Written request:
Quote the whole listing word for word. Do not include the pictures.

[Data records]
* * *

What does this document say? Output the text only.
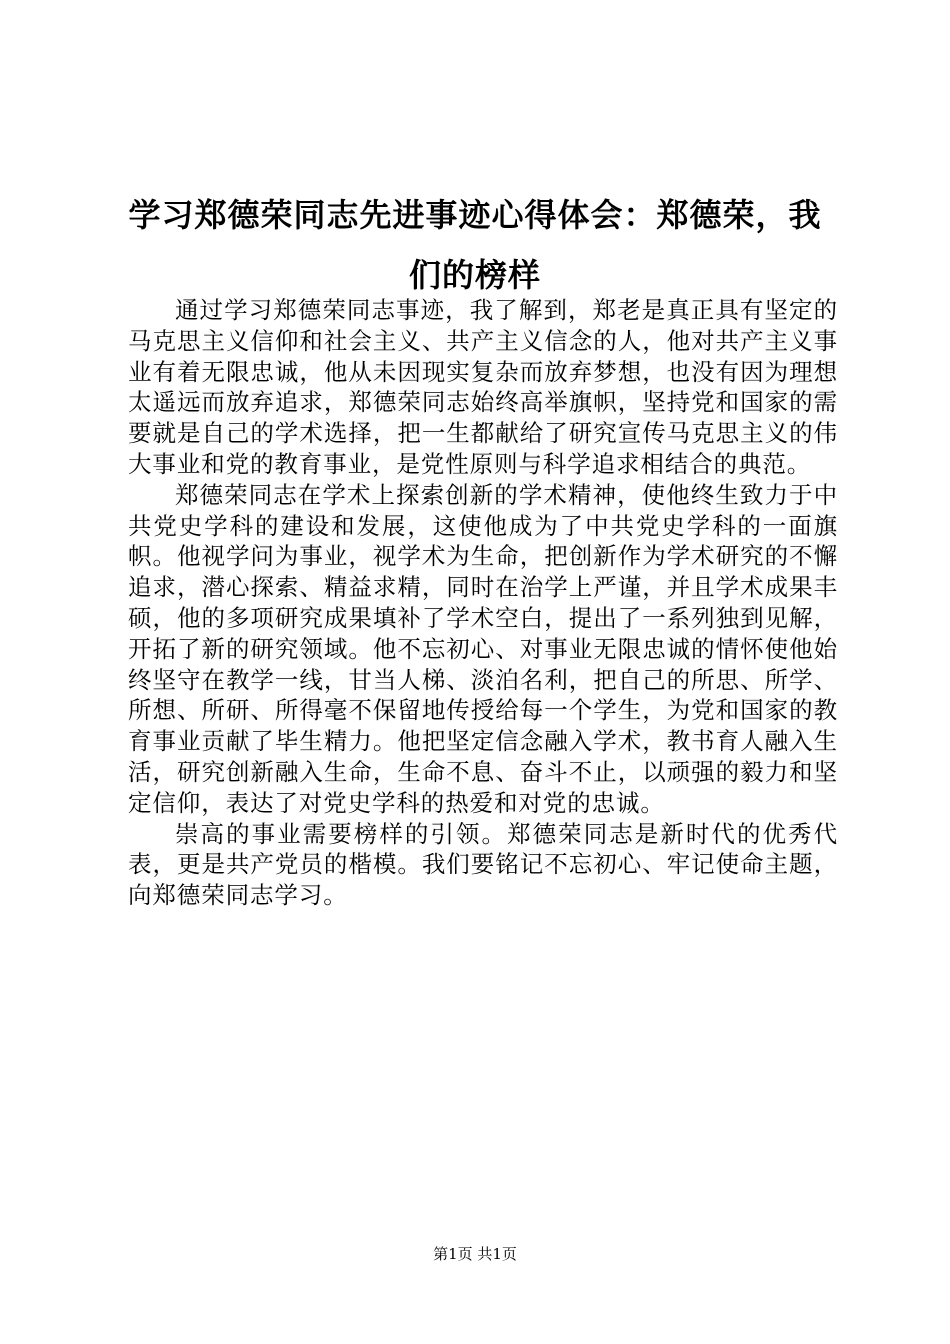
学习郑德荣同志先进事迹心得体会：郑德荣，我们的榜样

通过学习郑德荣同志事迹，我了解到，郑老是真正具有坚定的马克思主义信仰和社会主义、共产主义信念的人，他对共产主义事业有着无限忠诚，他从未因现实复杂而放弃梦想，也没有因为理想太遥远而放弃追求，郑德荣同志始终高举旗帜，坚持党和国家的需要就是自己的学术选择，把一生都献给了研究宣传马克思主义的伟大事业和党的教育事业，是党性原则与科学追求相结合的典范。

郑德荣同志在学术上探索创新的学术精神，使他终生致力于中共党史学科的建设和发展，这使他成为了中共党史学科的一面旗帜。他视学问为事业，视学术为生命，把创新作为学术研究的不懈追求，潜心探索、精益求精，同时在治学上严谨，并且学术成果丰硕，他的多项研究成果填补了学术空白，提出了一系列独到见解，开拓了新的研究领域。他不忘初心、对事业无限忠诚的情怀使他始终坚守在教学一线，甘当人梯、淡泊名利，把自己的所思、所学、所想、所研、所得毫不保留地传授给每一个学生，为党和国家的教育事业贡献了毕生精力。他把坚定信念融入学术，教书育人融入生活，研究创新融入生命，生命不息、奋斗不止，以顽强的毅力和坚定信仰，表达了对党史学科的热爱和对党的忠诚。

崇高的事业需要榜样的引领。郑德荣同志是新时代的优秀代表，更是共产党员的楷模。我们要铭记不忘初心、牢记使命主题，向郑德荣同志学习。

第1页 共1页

* * *

Task output:
What does this document say? Output the text only.
学习郑德荣同志先进事迹心得体会：郑德荣，我们的榜样

通过学习郑德荣同志事迹，我了解到，郑老是真正具有坚定的马克思主义信仰和社会主义、共产主义信念的人，他对共产主义事业有着无限忠诚，他从未因现实复杂而放弃梦想，也没有因为理想太遥远而放弃追求，郑德荣同志始终高举旗帜，坚持党和国家的需要就是自己的学术选择，把一生都献给了研究宣传马克思主义的伟大事业和党的教育事业，是党性原则与科学追求相结合的典范。

郑德荣同志在学术上探索创新的学术精神，使他终生致力于中共党史学科的建设和发展，这使他成为了中共党史学科的一面旗帜。他视学问为事业，视学术为生命，把创新作为学术研究的不懈追求，潜心探索、精益求精，同时在治学上严谨，并且学术成果丰硕，他的多项研究成果填补了学术空白，提出了一系列独到见解，开拓了新的研究领域。他不忘初心、对事业无限忠诚的情怀使他始终坚守在教学一线，甘当人梯、淡泊名利，把自己的所思、所学、所想、所研、所得毫不保留地传授给每一个学生，为党和国家的教育事业贡献了毕生精力。他把坚定信念融入学术，教书育人融入生活，研究创新融入生命，生命不息、奋斗不止，以顽强的毅力和坚定信仰，表达了对党史学科的热爱和对党的忠诚。

崇高的事业需要榜样的引领。郑德荣同志是新时代的优秀代表，更是共产党员的楷模。我们要铭记不忘初心、牢记使命主题，向郑德荣同志学习。

第1页 共1页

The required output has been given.